Reproduce every line of the material below verbatim, with no changes.

Coordinate annotation records
+ + +
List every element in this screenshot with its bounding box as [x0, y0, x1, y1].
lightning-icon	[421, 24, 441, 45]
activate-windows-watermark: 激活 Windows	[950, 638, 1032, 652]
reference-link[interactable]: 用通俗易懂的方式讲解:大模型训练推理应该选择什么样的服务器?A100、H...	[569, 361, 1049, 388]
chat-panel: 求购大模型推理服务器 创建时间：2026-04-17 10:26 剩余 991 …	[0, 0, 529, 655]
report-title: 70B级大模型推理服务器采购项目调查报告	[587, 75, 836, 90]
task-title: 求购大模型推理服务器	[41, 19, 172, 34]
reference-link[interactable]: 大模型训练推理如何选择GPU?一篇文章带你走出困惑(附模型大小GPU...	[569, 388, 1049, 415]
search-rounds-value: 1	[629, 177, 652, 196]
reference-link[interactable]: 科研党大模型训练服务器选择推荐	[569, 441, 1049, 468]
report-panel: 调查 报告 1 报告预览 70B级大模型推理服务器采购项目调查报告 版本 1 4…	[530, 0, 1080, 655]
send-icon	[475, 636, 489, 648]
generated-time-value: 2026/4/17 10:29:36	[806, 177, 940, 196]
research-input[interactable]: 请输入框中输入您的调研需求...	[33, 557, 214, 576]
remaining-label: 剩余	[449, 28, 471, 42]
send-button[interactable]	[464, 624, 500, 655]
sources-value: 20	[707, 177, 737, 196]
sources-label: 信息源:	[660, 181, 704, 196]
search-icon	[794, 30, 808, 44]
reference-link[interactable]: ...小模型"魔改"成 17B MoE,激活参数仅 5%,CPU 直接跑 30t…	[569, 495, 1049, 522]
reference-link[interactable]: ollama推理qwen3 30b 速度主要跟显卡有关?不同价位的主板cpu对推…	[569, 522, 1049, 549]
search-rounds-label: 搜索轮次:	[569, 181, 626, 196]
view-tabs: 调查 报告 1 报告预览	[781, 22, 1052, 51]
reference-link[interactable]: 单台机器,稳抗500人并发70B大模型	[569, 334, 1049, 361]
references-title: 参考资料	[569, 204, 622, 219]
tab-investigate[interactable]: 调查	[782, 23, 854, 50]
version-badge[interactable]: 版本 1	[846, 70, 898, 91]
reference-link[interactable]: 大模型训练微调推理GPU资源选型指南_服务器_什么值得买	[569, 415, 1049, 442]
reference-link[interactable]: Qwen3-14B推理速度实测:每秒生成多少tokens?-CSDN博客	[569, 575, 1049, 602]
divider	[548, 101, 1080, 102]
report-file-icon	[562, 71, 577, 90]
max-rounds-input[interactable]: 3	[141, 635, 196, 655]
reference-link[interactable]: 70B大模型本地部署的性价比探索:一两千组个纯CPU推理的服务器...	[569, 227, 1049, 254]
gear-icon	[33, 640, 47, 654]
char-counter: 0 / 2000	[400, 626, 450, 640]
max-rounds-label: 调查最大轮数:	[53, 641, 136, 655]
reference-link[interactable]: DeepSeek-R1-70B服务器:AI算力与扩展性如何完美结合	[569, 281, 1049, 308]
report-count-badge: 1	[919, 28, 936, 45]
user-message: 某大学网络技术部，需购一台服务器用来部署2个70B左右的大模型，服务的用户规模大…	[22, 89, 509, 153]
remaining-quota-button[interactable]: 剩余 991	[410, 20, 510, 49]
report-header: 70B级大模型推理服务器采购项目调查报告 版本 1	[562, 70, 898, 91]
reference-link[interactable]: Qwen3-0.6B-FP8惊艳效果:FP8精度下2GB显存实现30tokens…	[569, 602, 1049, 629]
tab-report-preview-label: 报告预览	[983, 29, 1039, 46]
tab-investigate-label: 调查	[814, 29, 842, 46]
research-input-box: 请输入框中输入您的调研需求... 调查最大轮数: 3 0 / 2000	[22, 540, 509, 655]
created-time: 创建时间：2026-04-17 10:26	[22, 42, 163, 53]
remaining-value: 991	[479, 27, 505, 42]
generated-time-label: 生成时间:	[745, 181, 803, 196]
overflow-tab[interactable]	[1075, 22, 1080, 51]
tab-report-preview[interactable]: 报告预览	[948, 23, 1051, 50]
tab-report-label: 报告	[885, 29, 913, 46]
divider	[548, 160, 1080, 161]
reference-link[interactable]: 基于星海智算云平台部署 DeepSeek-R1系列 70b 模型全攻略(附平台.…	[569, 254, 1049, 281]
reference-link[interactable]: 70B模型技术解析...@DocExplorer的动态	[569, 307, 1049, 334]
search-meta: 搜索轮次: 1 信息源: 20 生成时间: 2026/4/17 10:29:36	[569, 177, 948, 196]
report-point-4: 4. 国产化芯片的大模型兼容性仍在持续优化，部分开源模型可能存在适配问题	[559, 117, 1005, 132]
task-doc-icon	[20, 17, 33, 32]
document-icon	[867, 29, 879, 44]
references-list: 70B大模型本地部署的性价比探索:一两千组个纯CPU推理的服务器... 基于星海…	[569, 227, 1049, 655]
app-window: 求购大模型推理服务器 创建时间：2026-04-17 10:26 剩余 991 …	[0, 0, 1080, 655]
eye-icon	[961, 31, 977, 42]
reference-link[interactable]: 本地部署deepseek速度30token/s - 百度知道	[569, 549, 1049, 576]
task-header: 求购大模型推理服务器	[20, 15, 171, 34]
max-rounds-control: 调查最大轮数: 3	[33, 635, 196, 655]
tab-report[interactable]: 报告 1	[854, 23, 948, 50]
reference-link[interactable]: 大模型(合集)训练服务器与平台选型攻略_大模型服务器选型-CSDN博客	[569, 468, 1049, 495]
+ + +
*Output below*
List every element in this screenshot with its bounding box as [x0, y0, x1, y1].
lightning-icon	[421, 24, 441, 45]
activate-windows-watermark: 激活 Windows	[950, 638, 1032, 652]
reference-link[interactable]: 用通俗易懂的方式讲解:大模型训练推理应该选择什么样的服务器?A100、H...	[569, 361, 1049, 388]
chat-panel: 求购大模型推理服务器 创建时间：2026-04-17 10:26 剩余 991 …	[0, 0, 529, 655]
report-title: 70B级大模型推理服务器采购项目调查报告	[587, 75, 836, 90]
task-title: 求购大模型推理服务器	[41, 19, 172, 34]
reference-link[interactable]: 大模型训练推理如何选择GPU?一篇文章带你走出困惑(附模型大小GPU...	[569, 388, 1049, 415]
search-rounds-value: 1	[629, 177, 652, 196]
reference-link[interactable]: 科研党大模型训练服务器选择推荐	[569, 441, 1049, 468]
report-panel: 调查 报告 1 报告预览 70B级大模型推理服务器采购项目调查报告 版本 1 4…	[530, 0, 1080, 655]
send-icon	[475, 636, 489, 648]
generated-time-value: 2026/4/17 10:29:36	[806, 177, 940, 196]
research-input[interactable]: 请输入框中输入您的调研需求...	[33, 557, 214, 576]
remaining-label: 剩余	[449, 28, 471, 42]
send-button[interactable]	[464, 624, 500, 655]
sources-value: 20	[707, 177, 737, 196]
sources-label: 信息源:	[660, 181, 704, 196]
search-icon	[794, 30, 808, 44]
reference-link[interactable]: ...小模型"魔改"成 17B MoE,激活参数仅 5%,CPU 直接跑 30t…	[569, 495, 1049, 522]
reference-link[interactable]: ollama推理qwen3 30b 速度主要跟显卡有关?不同价位的主板cpu对推…	[569, 522, 1049, 549]
search-rounds-label: 搜索轮次:	[569, 181, 626, 196]
view-tabs: 调查 报告 1 报告预览	[781, 22, 1052, 51]
reference-link[interactable]: 单台机器,稳抗500人并发70B大模型	[569, 334, 1049, 361]
references-title: 参考资料	[569, 204, 622, 219]
tab-investigate[interactable]: 调查	[782, 23, 854, 50]
version-badge[interactable]: 版本 1	[846, 70, 898, 91]
reference-link[interactable]: 大模型训练微调推理GPU资源选型指南_服务器_什么值得买	[569, 415, 1049, 442]
reference-link[interactable]: Qwen3-14B推理速度实测:每秒生成多少tokens?-CSDN博客	[569, 575, 1049, 602]
divider	[548, 101, 1080, 102]
report-file-icon	[562, 71, 577, 90]
max-rounds-input[interactable]: 3	[141, 635, 196, 655]
reference-link[interactable]: 70B大模型本地部署的性价比探索:一两千组个纯CPU推理的服务器...	[569, 227, 1049, 254]
gear-icon	[33, 640, 47, 654]
char-counter: 0 / 2000	[400, 626, 450, 640]
max-rounds-label: 调查最大轮数:	[53, 641, 136, 655]
reference-link[interactable]: DeepSeek-R1-70B服务器:AI算力与扩展性如何完美结合	[569, 281, 1049, 308]
report-count-badge: 1	[919, 28, 936, 45]
user-message: 某大学网络技术部，需购一台服务器用来部署2个70B左右的大模型，服务的用户规模大…	[22, 89, 509, 153]
remaining-quota-button[interactable]: 剩余 991	[410, 20, 510, 49]
report-header: 70B级大模型推理服务器采购项目调查报告 版本 1	[562, 70, 898, 91]
reference-link[interactable]: Qwen3-0.6B-FP8惊艳效果:FP8精度下2GB显存实现30tokens…	[569, 602, 1049, 629]
tab-report-preview-label: 报告预览	[983, 29, 1039, 46]
tab-investigate-label: 调查	[814, 29, 842, 46]
research-input-box: 请输入框中输入您的调研需求... 调查最大轮数: 3 0 / 2000	[22, 540, 509, 655]
created-time: 创建时间：2026-04-17 10:26	[22, 42, 163, 53]
remaining-value: 991	[479, 27, 505, 42]
generated-time-label: 生成时间:	[745, 181, 803, 196]
overflow-tab[interactable]	[1075, 22, 1080, 51]
tab-report-preview[interactable]: 报告预览	[948, 23, 1051, 50]
tab-report-label: 报告	[885, 29, 913, 46]
divider	[548, 160, 1080, 161]
reference-link[interactable]: 基于星海智算云平台部署 DeepSeek-R1系列 70b 模型全攻略(附平台.…	[569, 254, 1049, 281]
reference-link[interactable]: 70B模型技术解析...@DocExplorer的动态	[569, 307, 1049, 334]
search-meta: 搜索轮次: 1 信息源: 20 生成时间: 2026/4/17 10:29:36	[569, 177, 948, 196]
report-point-4: 4. 国产化芯片的大模型兼容性仍在持续优化，部分开源模型可能存在适配问题	[559, 117, 1005, 132]
task-doc-icon	[20, 17, 33, 32]
document-icon	[867, 29, 879, 44]
references-list: 70B大模型本地部署的性价比探索:一两千组个纯CPU推理的服务器... 基于星海…	[569, 227, 1049, 655]
app-window: 求购大模型推理服务器 创建时间：2026-04-17 10:26 剩余 991 …	[0, 0, 1080, 655]
eye-icon	[961, 31, 977, 42]
reference-link[interactable]: 本地部署deepseek速度30token/s - 百度知道	[569, 549, 1049, 576]
task-header: 求购大模型推理服务器	[20, 15, 171, 34]
max-rounds-control: 调查最大轮数: 3	[33, 635, 196, 655]
tab-report[interactable]: 报告 1	[854, 23, 948, 50]
reference-link[interactable]: 大模型(合集)训练服务器与平台选型攻略_大模型服务器选型-CSDN博客	[569, 468, 1049, 495]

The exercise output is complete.